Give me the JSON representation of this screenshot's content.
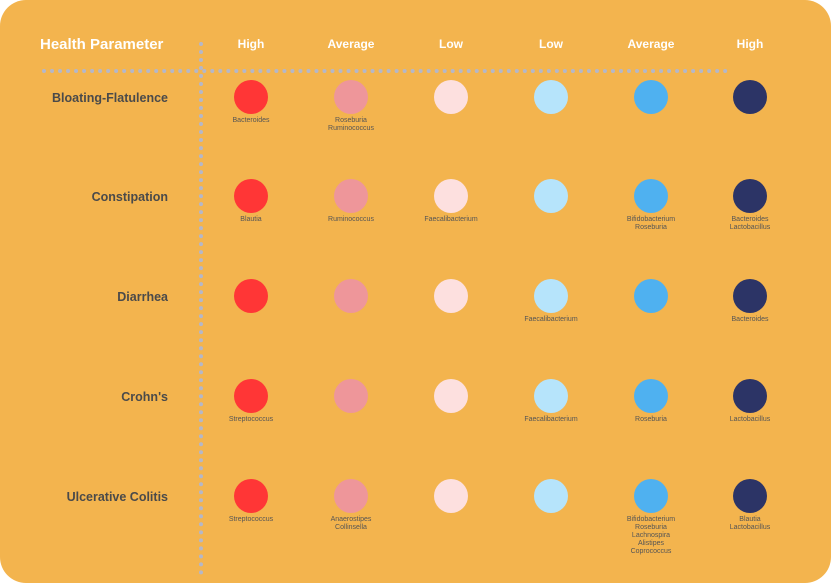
{
  "title": "Health Parameter",
  "columns": [
    {
      "label": "High",
      "color": "#ff3636"
    },
    {
      "label": "Average",
      "color": "#ee969a"
    },
    {
      "label": "Low",
      "color": "#fde0df"
    },
    {
      "label": "Low",
      "color": "#b6e4fb"
    },
    {
      "label": "Average",
      "color": "#4fb1f0"
    },
    {
      "label": "High",
      "color": "#2c3466"
    }
  ],
  "rows": [
    {
      "label": "Bloating-Flatulence",
      "cells": [
        [
          "Bacteroides"
        ],
        [
          "Roseburia",
          "Ruminococcus"
        ],
        [],
        [],
        [],
        []
      ]
    },
    {
      "label": "Constipation",
      "cells": [
        [
          "Blautia"
        ],
        [
          "Ruminococcus"
        ],
        [
          "Faecalibacterium"
        ],
        [],
        [
          "Bifidobacterium",
          "Roseburia"
        ],
        [
          "Bacteroides",
          "Lactobacillus"
        ]
      ]
    },
    {
      "label": "Diarrhea",
      "cells": [
        [],
        [],
        [],
        [
          "Faecalibacterium"
        ],
        [],
        [
          "Bacteroides"
        ]
      ]
    },
    {
      "label": "Crohn's",
      "cells": [
        [
          "Streptococcus"
        ],
        [],
        [],
        [
          "Faecalibacterium"
        ],
        [
          "Roseburia"
        ],
        [
          "Lactobacillus"
        ]
      ]
    },
    {
      "label": "Ulcerative Colitis",
      "cells": [
        [
          "Streptococcus"
        ],
        [
          "Anaerostipes",
          "Collinsella"
        ],
        [],
        [],
        [
          "Bifidobacterium",
          "Roseburia",
          "Lachnospira",
          "Alistipes",
          "Coprococcus"
        ],
        [
          "Blautia",
          "Lactobacillus"
        ]
      ]
    }
  ]
}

● ● ●

■ Instructions to follow:
Send back the entries above exactly. Skip the images.

■ The answer:
Give me the JSON representation of this screenshot's content.
{
  "title": "Health Parameter",
  "columns": [
    {
      "label": "High",
      "color": "#ff3636"
    },
    {
      "label": "Average",
      "color": "#ee969a"
    },
    {
      "label": "Low",
      "color": "#fde0df"
    },
    {
      "label": "Low",
      "color": "#b6e4fb"
    },
    {
      "label": "Average",
      "color": "#4fb1f0"
    },
    {
      "label": "High",
      "color": "#2c3466"
    }
  ],
  "rows": [
    {
      "label": "Bloating-Flatulence",
      "cells": [
        [
          "Bacteroides"
        ],
        [
          "Roseburia",
          "Ruminococcus"
        ],
        [],
        [],
        [],
        []
      ]
    },
    {
      "label": "Constipation",
      "cells": [
        [
          "Blautia"
        ],
        [
          "Ruminococcus"
        ],
        [
          "Faecalibacterium"
        ],
        [],
        [
          "Bifidobacterium",
          "Roseburia"
        ],
        [
          "Bacteroides",
          "Lactobacillus"
        ]
      ]
    },
    {
      "label": "Diarrhea",
      "cells": [
        [],
        [],
        [],
        [
          "Faecalibacterium"
        ],
        [],
        [
          "Bacteroides"
        ]
      ]
    },
    {
      "label": "Crohn's",
      "cells": [
        [
          "Streptococcus"
        ],
        [],
        [],
        [
          "Faecalibacterium"
        ],
        [
          "Roseburia"
        ],
        [
          "Lactobacillus"
        ]
      ]
    },
    {
      "label": "Ulcerative Colitis",
      "cells": [
        [
          "Streptococcus"
        ],
        [
          "Anaerostipes",
          "Collinsella"
        ],
        [],
        [],
        [
          "Bifidobacterium",
          "Roseburia",
          "Lachnospira",
          "Alistipes",
          "Coprococcus"
        ],
        [
          "Blautia",
          "Lactobacillus"
        ]
      ]
    }
  ]
}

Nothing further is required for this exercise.